- **TASK BRIEF**
Search the entries below. Return every line that has "subtitle" in it.

- **ITEMS**
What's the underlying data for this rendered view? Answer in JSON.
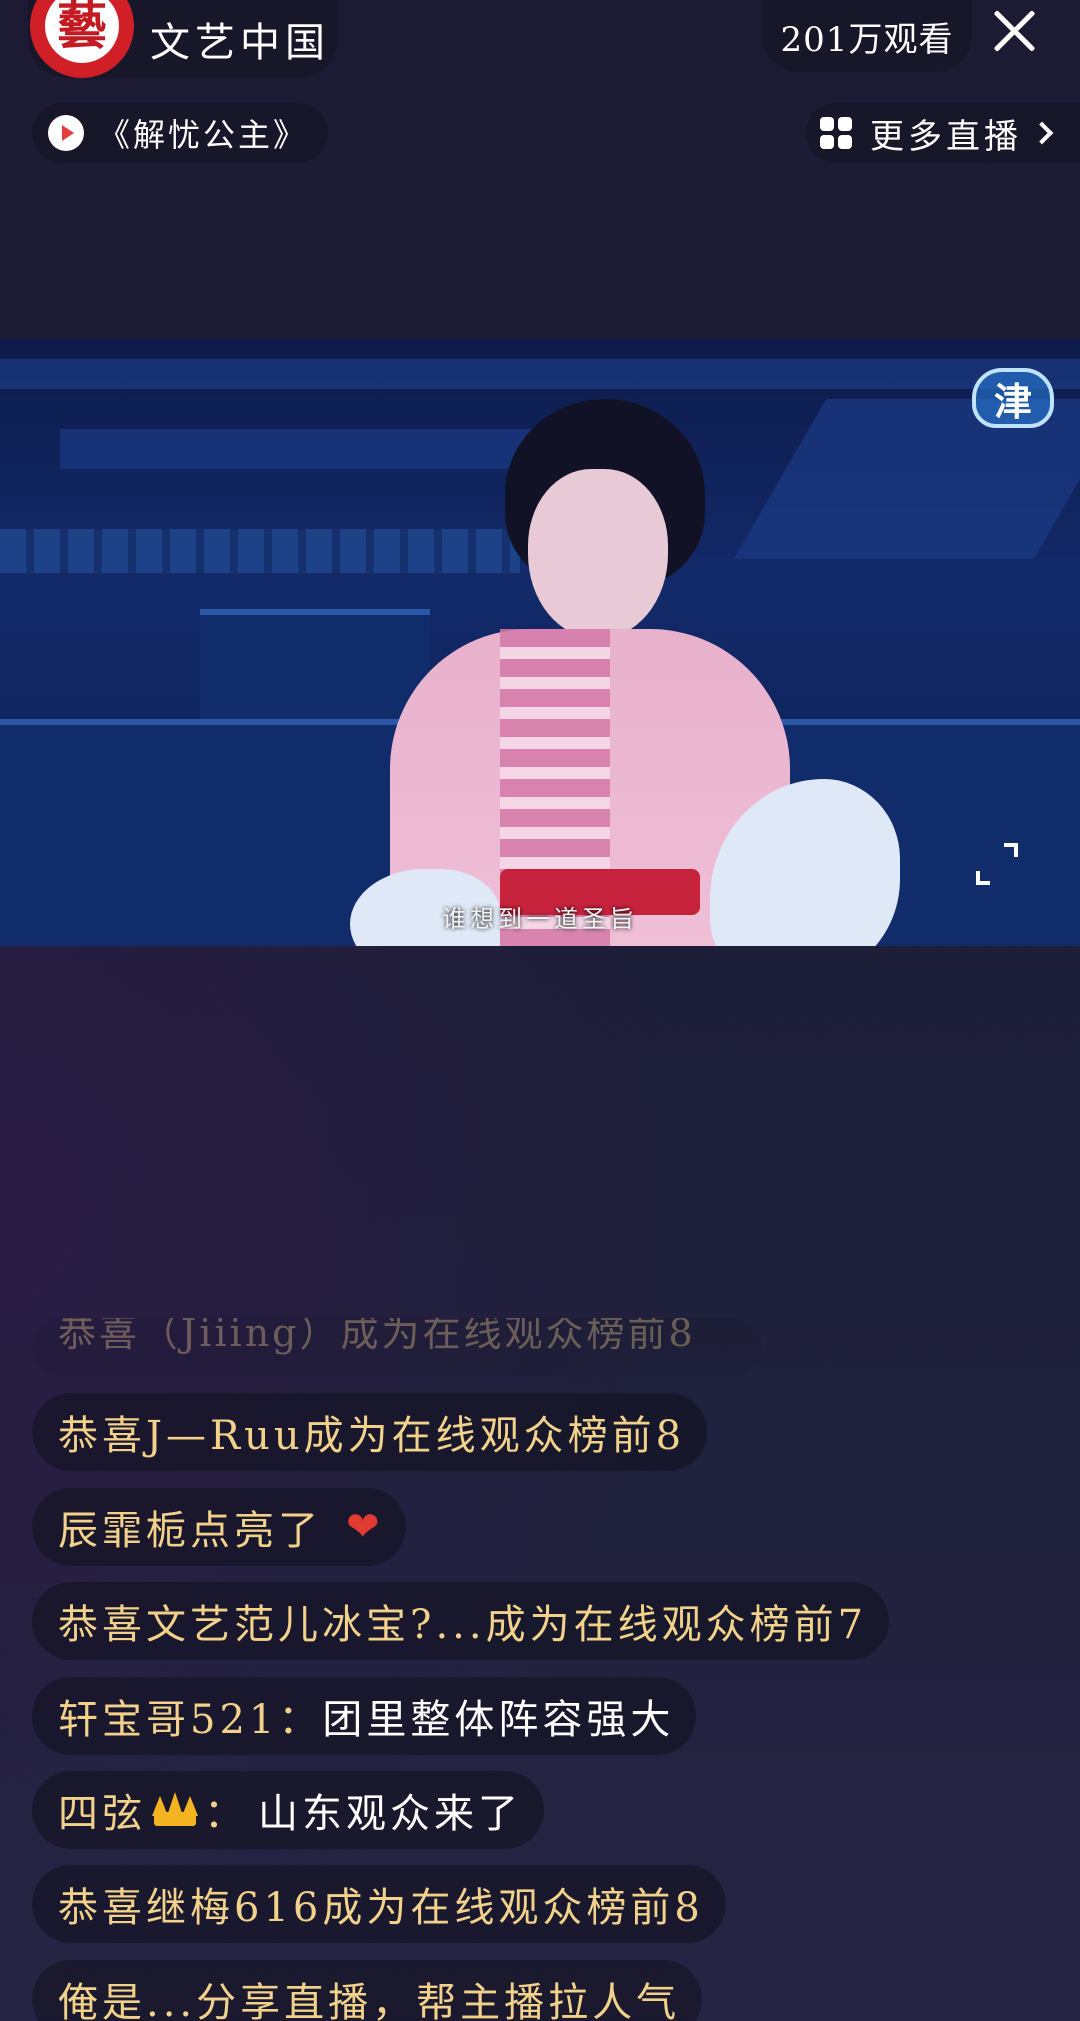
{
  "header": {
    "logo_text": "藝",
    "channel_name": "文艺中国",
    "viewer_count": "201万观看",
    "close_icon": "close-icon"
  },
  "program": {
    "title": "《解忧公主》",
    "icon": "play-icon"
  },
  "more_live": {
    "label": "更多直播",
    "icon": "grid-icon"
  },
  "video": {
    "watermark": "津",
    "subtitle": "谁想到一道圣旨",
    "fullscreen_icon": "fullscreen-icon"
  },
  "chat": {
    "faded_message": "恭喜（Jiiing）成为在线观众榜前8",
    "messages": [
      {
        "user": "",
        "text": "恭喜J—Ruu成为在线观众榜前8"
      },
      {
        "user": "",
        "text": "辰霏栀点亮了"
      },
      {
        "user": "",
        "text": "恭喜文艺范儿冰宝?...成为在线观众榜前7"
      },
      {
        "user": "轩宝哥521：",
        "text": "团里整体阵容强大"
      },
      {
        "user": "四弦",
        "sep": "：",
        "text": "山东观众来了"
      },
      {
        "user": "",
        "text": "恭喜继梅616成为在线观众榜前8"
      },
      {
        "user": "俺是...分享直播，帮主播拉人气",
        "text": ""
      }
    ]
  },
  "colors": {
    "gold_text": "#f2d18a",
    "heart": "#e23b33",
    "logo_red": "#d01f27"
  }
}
* * *
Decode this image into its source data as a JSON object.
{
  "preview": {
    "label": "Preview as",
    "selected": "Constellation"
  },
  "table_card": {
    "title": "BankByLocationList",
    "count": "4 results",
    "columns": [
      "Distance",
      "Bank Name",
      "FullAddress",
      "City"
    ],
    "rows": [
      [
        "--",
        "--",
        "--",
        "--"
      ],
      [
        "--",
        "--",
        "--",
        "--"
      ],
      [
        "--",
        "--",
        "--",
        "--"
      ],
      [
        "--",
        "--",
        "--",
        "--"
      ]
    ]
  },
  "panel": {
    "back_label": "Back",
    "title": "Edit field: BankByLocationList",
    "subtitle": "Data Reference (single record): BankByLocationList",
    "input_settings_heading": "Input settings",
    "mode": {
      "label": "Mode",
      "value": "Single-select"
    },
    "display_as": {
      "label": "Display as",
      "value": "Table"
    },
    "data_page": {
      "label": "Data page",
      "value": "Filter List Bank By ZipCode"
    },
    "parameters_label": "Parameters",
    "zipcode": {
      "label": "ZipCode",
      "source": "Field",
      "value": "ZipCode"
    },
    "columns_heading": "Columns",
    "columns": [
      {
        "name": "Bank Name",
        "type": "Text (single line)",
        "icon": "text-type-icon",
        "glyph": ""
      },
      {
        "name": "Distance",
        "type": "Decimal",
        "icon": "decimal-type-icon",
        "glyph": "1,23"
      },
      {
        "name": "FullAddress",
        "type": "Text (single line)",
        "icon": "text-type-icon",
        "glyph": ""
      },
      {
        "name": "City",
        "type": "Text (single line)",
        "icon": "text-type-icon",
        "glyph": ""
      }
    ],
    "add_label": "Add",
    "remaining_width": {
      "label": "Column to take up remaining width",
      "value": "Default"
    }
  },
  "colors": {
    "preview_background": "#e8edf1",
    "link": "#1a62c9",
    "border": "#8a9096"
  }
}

- **WORKED ANSWER**
    "subtitle": "谁想到一道圣旨",
    "subtitle": "Data Reference (single record): BankByLocationList",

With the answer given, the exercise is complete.